Figure record extracts
-- -- --

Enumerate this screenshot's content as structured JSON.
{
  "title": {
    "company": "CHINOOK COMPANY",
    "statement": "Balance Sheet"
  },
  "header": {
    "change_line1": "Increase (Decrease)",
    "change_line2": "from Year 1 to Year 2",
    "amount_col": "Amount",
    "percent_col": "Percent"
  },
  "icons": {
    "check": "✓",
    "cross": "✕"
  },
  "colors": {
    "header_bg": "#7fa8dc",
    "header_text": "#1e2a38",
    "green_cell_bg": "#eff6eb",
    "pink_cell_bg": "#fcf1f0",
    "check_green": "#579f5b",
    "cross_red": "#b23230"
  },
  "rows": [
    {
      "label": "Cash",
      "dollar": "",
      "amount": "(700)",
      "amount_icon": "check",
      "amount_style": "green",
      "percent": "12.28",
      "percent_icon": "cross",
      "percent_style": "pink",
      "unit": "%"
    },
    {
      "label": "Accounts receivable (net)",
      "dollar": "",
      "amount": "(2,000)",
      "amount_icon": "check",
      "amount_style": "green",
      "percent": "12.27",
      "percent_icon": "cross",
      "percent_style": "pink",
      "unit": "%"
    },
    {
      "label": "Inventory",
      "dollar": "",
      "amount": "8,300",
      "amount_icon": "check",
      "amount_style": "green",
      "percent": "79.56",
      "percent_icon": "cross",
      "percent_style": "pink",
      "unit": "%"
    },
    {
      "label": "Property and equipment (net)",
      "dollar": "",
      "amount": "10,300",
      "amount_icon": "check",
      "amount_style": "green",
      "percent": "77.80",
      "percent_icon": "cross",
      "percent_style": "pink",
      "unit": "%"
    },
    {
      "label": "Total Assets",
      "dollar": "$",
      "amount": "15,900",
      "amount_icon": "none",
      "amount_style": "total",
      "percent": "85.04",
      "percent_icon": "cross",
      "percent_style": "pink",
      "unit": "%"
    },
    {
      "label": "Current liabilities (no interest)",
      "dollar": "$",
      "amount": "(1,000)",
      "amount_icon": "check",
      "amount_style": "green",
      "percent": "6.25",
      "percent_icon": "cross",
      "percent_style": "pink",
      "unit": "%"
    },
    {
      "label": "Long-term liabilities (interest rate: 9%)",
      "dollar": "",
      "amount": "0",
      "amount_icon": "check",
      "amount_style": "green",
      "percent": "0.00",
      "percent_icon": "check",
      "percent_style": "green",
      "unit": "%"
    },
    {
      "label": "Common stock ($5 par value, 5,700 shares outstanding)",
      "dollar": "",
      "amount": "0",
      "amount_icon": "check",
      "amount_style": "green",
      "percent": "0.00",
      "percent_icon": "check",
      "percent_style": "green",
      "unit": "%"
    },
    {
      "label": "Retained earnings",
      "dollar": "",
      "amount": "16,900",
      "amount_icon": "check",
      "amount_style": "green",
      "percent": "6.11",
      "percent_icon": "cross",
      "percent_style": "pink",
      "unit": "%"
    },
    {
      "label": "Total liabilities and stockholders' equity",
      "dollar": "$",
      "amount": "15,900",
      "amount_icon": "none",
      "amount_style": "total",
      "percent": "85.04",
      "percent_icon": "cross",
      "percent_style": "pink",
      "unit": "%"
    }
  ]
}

-- -- --

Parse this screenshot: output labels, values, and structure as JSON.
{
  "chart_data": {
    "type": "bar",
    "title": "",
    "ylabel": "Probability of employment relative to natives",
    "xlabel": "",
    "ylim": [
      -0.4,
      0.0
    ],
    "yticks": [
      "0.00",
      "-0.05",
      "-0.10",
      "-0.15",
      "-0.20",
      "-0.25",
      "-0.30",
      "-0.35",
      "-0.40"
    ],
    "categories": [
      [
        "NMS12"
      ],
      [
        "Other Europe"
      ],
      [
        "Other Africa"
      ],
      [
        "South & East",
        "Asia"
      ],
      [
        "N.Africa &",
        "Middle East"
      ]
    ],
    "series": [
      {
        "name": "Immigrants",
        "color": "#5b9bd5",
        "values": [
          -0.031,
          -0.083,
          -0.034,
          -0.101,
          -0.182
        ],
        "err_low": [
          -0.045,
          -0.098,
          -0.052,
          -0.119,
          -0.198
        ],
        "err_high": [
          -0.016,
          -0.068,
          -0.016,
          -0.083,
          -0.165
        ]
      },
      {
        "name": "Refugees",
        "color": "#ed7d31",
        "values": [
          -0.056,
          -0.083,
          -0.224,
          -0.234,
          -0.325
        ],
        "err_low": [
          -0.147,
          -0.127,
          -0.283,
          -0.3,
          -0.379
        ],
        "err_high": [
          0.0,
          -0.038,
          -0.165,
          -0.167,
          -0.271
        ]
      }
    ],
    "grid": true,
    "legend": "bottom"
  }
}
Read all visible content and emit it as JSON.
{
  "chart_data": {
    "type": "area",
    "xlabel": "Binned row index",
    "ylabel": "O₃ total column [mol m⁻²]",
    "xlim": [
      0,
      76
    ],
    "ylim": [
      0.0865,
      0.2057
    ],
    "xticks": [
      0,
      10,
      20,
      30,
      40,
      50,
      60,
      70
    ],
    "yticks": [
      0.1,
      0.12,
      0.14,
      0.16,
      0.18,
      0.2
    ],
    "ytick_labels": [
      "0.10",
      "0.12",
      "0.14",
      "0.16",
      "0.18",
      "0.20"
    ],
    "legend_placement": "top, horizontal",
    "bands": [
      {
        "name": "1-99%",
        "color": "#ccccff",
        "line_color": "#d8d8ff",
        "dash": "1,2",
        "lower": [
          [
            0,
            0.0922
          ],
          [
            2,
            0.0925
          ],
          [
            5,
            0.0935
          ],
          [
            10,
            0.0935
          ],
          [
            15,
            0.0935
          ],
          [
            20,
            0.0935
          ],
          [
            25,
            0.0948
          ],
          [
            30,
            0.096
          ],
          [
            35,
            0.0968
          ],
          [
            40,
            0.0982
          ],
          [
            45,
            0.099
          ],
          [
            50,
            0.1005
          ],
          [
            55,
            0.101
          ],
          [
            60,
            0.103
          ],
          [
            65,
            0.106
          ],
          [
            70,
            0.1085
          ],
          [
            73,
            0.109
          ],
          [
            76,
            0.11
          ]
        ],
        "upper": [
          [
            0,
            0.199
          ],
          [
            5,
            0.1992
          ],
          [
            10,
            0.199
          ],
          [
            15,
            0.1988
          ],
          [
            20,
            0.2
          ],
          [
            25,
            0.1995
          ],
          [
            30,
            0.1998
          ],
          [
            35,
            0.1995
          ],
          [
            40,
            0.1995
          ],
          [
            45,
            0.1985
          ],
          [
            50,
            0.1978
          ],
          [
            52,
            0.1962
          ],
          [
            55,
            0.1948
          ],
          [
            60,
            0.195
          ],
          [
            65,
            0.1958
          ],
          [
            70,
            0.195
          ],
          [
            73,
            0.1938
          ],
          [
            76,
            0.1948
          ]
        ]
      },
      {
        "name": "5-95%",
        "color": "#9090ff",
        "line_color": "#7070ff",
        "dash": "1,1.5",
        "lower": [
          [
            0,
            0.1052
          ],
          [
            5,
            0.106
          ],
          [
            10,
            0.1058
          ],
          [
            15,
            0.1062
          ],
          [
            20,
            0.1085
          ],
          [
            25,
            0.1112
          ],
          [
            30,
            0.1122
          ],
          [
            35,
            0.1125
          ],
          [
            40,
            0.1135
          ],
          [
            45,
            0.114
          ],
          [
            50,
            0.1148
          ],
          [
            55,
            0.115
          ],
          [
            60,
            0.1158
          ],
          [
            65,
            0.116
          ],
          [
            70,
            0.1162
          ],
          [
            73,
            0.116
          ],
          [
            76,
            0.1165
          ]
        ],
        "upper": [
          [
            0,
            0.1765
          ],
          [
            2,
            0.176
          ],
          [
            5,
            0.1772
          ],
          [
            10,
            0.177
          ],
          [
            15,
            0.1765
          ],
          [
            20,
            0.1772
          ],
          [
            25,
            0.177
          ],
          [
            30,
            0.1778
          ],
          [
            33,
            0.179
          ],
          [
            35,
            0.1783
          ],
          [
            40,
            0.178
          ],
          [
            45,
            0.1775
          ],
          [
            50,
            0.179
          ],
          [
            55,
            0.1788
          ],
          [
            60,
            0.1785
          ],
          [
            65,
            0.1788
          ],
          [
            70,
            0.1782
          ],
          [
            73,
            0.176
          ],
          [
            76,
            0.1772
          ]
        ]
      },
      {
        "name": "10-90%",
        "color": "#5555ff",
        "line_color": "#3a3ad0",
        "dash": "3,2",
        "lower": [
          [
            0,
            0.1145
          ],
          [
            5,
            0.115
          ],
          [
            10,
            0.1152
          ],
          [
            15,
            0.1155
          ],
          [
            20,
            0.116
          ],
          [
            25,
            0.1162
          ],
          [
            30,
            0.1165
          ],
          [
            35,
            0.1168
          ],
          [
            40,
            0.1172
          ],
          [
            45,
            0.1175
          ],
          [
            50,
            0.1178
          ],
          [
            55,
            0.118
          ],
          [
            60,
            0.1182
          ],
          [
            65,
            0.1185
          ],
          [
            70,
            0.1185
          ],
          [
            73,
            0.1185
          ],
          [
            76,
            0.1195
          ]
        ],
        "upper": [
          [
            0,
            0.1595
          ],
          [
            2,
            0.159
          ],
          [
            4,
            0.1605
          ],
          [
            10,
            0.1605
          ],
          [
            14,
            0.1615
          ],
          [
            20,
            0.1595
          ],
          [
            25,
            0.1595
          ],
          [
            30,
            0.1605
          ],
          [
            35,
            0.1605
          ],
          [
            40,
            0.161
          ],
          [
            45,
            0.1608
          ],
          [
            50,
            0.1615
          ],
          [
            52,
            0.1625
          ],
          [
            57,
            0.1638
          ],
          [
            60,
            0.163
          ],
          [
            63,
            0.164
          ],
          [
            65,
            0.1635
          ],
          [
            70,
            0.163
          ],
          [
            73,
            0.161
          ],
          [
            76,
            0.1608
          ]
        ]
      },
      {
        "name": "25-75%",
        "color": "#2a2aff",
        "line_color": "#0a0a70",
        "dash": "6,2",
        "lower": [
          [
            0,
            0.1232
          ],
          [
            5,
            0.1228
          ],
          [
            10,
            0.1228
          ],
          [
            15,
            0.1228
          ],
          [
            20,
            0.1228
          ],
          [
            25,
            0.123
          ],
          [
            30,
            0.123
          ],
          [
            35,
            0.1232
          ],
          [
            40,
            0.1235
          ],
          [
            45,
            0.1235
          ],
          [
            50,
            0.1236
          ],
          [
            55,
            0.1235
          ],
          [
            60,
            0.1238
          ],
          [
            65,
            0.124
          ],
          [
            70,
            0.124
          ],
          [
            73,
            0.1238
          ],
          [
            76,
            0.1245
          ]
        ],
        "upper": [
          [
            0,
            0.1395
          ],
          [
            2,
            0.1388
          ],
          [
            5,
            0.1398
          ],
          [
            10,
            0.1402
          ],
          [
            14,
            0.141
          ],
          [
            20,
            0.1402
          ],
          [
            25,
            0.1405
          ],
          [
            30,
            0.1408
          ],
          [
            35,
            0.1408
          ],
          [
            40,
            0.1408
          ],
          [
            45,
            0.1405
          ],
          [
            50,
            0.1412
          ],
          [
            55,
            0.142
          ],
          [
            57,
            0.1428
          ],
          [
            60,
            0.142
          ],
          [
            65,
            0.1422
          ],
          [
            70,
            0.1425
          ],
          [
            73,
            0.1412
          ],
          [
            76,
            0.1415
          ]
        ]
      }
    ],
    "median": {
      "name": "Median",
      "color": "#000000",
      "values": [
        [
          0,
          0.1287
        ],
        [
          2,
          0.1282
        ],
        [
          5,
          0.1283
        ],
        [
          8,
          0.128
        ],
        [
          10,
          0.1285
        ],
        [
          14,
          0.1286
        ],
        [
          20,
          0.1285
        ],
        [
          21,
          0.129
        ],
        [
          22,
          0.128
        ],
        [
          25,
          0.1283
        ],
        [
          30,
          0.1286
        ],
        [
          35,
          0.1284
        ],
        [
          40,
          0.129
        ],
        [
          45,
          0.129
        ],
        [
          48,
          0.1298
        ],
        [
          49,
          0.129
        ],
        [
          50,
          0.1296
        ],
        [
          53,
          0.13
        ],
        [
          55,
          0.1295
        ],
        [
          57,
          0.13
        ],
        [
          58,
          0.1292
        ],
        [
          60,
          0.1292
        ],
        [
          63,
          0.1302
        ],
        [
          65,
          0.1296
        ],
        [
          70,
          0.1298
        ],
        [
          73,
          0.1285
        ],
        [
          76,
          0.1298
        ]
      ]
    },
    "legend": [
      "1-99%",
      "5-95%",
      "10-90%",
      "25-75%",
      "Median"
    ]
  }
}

-- -- --

=== Prompt ===
Report how many lines in the records above contain the word "JSON", giving only the number.

=== Full answer ===
3